• PAGE TEXT:
════════

Aetna-CVS merger to be reviewed as judge agrees to hear witnesses

The merger had been allowed after the companies agreed to sell off assets related to Medicare drug coverage.

Is the Aetna-CVS deal done or not? (Photo: AP)

This merger’s not over even when it looks to be over, apparently.

A federal judge will hear testimony from witnesses who opposed a ruling from the Justice Department approving the merger between CVS and Aetna that closed last November.

As reported by The Hill, Federal Judge Richard Leon has expressed concern that the settlement of the acquisition by CVS of Aetna—valued at nearly $70 billion—may not have provided adequate protection for industry competition. Said the report, “A CVS lawyer argued that judges had never called for witnesses in such hearings.”

The judge has said he anticipates a week long hearing in May, during which testimony from the American Medical Association and consumer rights groups will likely be heard. Both have said they want to testify.

In addition, there may also be witnesses from the Justice Department and CVS.

Such a move is “highly unusual,” according to the Wall Street Journal. Not only has the acquisition already taken place, but CVS and Aetna have already posted earnings as a single company.

════════

• MATERIAL SHOWN:
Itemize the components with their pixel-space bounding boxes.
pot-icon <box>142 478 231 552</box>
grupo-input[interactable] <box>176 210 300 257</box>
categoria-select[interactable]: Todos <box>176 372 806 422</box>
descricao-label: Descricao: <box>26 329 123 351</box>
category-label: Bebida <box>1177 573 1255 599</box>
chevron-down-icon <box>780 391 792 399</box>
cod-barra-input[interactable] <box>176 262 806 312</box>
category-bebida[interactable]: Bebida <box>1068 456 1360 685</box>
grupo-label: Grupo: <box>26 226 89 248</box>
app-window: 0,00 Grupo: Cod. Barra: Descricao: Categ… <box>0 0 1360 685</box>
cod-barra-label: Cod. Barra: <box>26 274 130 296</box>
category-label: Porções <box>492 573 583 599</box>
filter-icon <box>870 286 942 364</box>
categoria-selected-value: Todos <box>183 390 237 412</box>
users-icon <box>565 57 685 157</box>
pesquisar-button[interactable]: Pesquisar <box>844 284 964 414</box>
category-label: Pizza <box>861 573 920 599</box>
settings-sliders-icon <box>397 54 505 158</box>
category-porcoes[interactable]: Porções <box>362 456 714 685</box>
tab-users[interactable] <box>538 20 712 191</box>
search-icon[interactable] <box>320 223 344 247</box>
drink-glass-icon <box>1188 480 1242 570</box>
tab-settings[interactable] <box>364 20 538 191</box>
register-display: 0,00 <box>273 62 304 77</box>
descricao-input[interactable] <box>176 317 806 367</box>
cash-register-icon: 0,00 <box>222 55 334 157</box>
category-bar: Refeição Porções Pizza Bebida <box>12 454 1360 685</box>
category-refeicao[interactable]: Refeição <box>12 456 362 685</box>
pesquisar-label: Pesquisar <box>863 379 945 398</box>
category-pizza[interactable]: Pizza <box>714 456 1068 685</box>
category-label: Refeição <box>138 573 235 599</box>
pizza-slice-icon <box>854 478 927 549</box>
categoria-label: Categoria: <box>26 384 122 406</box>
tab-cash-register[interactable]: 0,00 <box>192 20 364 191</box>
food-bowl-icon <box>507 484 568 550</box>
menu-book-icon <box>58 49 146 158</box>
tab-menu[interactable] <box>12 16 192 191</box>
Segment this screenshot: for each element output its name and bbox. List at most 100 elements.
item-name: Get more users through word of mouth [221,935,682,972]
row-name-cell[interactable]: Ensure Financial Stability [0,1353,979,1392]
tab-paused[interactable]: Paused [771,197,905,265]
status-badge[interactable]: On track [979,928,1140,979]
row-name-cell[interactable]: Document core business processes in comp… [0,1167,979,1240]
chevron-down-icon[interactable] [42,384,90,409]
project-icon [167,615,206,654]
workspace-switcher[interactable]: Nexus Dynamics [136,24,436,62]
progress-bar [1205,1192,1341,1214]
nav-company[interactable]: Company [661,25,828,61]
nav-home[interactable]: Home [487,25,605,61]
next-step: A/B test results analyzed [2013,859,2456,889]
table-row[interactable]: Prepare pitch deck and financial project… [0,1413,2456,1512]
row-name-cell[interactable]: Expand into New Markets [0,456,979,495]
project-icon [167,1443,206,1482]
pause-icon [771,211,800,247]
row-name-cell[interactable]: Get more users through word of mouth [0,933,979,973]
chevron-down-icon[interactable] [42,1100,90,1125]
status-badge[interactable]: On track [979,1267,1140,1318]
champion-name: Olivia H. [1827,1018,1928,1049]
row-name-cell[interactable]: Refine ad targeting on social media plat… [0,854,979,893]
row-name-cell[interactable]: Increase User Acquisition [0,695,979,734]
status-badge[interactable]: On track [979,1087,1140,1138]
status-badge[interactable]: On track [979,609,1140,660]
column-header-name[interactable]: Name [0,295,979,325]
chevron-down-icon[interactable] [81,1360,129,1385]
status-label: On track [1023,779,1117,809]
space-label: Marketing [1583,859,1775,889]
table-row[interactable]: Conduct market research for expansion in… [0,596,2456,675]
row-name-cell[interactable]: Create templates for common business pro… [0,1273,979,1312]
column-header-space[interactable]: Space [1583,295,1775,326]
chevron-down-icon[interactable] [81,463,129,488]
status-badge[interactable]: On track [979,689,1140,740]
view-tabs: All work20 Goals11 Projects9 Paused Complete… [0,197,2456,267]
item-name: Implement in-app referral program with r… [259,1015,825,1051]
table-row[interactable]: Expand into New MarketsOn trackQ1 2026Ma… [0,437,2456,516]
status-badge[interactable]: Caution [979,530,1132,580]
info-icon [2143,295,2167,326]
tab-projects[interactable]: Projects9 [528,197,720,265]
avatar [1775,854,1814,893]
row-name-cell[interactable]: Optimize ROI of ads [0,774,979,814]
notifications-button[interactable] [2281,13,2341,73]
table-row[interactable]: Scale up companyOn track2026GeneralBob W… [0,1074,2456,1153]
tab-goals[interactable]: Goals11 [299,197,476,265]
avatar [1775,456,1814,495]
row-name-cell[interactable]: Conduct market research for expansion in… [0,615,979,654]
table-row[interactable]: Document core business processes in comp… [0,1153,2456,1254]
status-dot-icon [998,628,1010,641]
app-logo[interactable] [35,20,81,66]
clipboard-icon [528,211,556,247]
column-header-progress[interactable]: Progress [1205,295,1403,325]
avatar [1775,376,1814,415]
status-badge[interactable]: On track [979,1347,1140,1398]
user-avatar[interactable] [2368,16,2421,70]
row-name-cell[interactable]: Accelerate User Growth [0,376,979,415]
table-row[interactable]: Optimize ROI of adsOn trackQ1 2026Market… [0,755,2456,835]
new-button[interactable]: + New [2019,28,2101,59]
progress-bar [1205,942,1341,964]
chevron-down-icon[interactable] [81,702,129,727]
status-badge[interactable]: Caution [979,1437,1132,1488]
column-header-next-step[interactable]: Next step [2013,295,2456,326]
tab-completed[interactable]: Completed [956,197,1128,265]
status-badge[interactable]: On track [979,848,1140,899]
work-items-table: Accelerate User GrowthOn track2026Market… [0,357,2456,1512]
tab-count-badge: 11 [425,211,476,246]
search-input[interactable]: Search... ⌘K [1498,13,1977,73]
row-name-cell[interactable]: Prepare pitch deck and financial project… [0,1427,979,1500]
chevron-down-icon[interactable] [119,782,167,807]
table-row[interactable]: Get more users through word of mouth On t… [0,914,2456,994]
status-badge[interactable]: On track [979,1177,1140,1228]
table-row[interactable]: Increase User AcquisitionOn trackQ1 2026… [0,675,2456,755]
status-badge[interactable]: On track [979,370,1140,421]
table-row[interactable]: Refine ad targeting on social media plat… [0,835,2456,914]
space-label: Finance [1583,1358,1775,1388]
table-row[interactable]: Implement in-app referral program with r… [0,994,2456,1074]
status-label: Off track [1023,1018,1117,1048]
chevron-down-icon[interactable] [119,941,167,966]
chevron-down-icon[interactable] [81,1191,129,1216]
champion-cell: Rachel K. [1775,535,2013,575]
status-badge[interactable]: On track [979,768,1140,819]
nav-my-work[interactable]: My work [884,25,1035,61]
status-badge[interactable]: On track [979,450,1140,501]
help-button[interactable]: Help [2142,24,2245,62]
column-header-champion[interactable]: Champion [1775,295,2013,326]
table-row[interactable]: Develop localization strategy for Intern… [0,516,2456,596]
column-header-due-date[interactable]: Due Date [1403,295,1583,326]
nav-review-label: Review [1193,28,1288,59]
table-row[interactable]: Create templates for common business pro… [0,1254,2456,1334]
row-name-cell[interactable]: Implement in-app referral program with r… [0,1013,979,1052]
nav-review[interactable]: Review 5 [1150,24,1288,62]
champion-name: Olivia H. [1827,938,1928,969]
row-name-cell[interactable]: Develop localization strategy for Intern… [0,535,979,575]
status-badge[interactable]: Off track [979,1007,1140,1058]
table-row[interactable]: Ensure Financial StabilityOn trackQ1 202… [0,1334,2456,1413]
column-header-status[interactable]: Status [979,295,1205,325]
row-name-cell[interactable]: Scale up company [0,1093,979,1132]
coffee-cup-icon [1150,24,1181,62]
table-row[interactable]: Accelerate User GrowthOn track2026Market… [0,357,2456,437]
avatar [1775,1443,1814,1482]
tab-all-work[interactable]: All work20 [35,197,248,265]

════════

• WORK REQUIRED: In the article about the Aetna-CVS merger, copy the text word for word from "Aetna-CVS merger to" to "not? (Photo: AP)".

• RESULT BELOW:
Aetna-CVS merger to be reviewed as judge agrees to hear witnesses

The merger had been allowed after the companies agreed to sell off assets related to Medicare drug coverage.

Is the Aetna-CVS deal done or not? (Photo: AP)